*Your objective*:
Search the material below for the word "comments" and copy every line in which it occurs.

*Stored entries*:
-------------------------
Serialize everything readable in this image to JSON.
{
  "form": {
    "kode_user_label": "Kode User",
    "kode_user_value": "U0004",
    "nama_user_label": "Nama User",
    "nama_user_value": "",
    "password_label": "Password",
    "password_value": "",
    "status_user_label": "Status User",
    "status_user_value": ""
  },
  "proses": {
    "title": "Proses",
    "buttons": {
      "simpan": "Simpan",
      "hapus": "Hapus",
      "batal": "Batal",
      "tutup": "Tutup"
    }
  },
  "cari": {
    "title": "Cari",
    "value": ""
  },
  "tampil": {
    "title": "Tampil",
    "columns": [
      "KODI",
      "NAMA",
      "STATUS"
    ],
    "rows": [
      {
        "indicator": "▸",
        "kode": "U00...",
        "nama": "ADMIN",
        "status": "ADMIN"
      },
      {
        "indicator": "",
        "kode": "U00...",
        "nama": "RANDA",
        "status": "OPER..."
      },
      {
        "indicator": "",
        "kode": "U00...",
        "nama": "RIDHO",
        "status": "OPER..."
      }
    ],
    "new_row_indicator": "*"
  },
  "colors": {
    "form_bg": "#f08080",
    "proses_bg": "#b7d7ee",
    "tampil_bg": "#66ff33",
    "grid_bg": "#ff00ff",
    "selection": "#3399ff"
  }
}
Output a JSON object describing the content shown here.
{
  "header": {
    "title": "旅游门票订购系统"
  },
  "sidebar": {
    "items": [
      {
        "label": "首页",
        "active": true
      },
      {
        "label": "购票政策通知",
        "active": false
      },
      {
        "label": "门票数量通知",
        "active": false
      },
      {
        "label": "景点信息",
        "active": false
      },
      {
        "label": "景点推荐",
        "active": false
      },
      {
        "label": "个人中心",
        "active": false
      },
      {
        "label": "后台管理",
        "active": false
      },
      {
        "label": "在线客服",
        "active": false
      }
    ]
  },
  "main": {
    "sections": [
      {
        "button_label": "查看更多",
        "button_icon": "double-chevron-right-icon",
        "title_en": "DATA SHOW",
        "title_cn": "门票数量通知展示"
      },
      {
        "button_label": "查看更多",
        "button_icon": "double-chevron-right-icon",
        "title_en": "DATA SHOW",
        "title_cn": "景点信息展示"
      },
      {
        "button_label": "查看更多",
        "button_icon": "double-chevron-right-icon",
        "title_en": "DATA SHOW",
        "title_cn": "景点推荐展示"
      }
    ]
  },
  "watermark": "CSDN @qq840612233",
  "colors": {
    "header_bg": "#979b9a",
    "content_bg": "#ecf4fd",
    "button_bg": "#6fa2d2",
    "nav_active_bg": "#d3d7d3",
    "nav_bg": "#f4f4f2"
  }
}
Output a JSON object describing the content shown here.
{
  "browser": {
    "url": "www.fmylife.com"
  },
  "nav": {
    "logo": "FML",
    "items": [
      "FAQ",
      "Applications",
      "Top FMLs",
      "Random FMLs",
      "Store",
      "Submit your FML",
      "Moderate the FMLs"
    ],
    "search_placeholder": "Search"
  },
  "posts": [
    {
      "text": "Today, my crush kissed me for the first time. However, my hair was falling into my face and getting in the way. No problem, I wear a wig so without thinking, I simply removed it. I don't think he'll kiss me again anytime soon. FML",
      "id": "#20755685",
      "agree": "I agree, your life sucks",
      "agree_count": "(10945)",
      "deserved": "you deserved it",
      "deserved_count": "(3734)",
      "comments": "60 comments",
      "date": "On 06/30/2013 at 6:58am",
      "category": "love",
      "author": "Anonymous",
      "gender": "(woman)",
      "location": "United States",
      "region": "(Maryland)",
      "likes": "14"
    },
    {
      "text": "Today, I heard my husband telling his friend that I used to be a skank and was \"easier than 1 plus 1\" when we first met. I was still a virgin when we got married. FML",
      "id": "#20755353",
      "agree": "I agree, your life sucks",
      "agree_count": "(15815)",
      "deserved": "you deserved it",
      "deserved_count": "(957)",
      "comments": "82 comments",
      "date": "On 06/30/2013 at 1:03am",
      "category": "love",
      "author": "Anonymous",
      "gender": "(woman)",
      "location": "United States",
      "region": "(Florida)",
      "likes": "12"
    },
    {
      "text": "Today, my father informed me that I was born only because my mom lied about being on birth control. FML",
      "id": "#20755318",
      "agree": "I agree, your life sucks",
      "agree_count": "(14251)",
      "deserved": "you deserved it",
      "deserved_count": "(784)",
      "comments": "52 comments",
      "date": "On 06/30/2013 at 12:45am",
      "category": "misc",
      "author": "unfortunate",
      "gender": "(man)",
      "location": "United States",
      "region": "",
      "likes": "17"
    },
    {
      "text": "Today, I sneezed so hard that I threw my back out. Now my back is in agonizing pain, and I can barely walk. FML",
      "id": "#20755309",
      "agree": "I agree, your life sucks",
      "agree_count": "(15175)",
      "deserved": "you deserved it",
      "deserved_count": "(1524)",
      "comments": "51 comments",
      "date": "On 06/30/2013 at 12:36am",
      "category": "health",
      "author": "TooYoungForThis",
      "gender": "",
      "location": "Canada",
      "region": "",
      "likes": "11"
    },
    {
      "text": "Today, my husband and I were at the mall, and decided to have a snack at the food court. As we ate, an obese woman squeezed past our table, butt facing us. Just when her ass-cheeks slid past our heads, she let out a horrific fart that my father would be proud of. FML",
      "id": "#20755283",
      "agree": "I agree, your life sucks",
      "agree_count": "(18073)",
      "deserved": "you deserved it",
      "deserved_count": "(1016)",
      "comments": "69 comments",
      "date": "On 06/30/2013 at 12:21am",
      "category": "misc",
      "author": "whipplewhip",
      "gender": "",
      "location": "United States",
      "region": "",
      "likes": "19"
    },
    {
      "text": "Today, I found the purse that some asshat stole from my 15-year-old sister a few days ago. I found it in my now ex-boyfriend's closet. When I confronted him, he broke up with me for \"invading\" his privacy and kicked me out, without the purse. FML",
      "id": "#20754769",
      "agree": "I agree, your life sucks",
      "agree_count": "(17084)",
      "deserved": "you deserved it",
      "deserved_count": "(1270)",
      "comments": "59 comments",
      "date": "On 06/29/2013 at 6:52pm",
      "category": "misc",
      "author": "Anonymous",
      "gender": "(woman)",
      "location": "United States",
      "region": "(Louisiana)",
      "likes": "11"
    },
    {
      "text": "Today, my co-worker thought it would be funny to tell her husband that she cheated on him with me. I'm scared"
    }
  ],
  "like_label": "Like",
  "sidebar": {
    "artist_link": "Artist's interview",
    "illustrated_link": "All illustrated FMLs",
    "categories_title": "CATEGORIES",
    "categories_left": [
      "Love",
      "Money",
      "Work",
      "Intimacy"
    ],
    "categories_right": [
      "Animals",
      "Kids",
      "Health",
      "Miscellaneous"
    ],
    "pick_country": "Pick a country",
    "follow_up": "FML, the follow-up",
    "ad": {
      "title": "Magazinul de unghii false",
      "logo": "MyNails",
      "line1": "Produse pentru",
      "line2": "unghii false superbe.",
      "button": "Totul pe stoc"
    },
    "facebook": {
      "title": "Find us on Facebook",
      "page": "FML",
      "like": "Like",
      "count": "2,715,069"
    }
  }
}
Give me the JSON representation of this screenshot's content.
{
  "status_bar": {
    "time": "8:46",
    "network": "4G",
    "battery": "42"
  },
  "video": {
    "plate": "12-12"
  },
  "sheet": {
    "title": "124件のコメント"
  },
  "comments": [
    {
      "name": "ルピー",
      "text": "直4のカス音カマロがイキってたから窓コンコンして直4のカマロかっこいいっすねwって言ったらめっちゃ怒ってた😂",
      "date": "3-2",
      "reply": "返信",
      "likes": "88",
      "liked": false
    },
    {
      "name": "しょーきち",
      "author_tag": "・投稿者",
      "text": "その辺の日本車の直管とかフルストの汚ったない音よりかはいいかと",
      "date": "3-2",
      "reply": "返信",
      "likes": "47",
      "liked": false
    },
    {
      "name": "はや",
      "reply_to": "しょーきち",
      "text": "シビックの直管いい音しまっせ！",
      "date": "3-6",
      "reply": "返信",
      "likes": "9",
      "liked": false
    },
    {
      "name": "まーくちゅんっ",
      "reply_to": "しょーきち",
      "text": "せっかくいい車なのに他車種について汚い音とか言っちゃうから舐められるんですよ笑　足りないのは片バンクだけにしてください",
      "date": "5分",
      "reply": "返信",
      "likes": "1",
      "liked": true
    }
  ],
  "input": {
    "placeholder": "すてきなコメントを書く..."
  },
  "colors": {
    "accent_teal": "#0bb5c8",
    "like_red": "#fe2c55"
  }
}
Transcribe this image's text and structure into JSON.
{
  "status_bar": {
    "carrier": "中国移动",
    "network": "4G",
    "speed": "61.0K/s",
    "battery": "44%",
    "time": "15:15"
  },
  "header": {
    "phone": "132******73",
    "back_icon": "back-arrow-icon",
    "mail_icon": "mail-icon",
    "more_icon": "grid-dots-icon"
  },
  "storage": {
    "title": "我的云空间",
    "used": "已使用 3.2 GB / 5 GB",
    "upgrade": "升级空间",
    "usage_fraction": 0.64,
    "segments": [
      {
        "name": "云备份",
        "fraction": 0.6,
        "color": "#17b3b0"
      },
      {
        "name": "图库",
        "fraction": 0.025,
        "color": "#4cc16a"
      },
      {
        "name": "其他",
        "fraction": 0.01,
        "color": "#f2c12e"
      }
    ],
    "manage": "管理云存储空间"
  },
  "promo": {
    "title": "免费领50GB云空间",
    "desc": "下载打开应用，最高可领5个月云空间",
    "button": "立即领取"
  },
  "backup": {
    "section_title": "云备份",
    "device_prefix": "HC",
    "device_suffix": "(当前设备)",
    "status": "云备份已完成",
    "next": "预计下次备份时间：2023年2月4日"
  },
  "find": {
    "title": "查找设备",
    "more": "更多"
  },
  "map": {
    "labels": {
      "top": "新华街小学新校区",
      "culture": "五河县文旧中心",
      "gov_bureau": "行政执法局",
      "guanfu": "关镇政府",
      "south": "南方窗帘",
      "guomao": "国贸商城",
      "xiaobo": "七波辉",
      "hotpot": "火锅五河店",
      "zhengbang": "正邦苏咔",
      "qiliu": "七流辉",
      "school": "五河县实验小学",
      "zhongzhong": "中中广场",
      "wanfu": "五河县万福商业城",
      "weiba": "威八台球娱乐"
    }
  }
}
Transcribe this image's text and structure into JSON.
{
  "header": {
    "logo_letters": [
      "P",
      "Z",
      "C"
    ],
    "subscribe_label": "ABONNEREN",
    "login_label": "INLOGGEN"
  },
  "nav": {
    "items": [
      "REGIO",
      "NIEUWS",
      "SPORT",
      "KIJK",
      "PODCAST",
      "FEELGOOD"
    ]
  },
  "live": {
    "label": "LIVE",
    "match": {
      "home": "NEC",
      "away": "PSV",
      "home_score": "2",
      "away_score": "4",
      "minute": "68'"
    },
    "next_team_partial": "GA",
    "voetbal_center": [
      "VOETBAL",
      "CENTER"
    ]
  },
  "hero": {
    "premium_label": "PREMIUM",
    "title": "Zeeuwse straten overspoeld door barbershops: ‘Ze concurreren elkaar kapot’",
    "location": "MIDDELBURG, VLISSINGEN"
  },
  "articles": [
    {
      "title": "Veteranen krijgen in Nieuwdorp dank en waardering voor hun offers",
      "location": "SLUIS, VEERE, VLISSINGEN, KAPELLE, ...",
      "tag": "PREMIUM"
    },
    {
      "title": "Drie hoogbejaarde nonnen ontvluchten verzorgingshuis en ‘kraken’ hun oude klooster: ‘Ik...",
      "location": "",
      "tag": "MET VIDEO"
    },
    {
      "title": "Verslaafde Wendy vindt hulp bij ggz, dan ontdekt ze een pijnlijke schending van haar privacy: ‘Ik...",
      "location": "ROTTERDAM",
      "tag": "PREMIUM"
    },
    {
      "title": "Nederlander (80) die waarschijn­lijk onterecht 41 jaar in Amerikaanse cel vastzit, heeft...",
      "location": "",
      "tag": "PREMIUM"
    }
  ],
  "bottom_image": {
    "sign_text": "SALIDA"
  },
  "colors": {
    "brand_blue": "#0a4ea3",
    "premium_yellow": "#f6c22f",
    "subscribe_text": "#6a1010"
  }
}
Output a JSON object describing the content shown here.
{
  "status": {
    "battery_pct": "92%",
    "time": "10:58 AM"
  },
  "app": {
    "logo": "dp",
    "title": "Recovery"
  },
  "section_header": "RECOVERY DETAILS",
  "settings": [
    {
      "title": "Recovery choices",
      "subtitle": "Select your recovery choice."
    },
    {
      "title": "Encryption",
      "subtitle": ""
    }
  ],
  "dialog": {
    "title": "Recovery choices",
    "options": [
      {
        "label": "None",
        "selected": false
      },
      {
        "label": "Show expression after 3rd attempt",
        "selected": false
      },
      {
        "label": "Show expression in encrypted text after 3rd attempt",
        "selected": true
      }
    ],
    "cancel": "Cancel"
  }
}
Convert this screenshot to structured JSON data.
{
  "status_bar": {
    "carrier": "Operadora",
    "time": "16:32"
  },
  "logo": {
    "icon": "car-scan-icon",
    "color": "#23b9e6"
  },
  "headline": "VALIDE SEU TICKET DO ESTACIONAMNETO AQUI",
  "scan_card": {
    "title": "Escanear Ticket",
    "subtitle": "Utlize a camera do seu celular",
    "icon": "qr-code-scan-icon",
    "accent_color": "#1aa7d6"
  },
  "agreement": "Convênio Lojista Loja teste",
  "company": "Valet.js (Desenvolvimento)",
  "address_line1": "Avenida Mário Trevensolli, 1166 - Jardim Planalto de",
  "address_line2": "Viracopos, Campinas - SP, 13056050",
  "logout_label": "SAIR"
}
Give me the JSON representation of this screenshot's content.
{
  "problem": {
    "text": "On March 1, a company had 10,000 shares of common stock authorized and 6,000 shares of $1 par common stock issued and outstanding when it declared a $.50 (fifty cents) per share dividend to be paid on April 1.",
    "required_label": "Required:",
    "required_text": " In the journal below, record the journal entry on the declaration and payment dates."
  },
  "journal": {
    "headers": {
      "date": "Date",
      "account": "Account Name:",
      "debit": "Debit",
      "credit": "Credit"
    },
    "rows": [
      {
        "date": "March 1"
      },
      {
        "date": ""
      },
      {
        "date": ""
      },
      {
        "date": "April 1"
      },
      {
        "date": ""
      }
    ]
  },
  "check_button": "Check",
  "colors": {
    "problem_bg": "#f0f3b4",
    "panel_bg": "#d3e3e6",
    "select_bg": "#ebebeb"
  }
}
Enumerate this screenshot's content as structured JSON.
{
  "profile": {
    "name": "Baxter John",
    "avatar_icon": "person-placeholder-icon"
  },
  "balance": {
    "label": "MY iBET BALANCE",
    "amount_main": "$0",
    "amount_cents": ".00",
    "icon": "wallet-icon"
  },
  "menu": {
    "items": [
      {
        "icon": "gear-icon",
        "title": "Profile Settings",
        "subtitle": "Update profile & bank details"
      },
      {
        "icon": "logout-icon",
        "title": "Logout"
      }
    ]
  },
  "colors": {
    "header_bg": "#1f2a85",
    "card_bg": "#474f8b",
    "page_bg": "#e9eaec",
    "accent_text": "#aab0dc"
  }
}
-------------------------
*Written response*:
      "comments": "60 comments",
      "comments": "82 comments",
      "comments": "52 comments",
      "comments": "51 comments",
      "comments": "69 comments",
      "comments": "59 comments",
  "comments": [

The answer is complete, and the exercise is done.